Direction
Give the number of lines in the entries that contain "Place". State only the count.

Supplied material

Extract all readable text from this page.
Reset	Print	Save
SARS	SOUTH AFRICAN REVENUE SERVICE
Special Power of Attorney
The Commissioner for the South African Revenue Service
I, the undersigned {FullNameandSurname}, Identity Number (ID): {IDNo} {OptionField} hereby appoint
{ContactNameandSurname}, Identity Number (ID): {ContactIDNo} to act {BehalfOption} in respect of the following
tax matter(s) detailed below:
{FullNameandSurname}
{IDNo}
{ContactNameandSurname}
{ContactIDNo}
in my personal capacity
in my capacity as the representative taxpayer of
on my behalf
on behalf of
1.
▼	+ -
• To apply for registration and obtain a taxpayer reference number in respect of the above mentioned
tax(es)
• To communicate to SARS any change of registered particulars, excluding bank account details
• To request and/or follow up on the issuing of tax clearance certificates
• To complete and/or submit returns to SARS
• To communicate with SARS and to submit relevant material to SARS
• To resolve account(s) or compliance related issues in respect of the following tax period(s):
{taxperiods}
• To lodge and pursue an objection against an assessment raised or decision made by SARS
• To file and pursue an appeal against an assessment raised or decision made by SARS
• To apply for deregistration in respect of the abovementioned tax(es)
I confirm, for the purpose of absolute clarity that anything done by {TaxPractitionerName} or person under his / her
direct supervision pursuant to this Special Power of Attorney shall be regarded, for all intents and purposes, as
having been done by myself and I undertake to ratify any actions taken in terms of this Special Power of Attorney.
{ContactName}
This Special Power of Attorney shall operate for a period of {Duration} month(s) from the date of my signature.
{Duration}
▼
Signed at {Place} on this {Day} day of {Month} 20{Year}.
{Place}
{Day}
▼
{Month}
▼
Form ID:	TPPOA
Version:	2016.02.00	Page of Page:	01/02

Exercise solution
2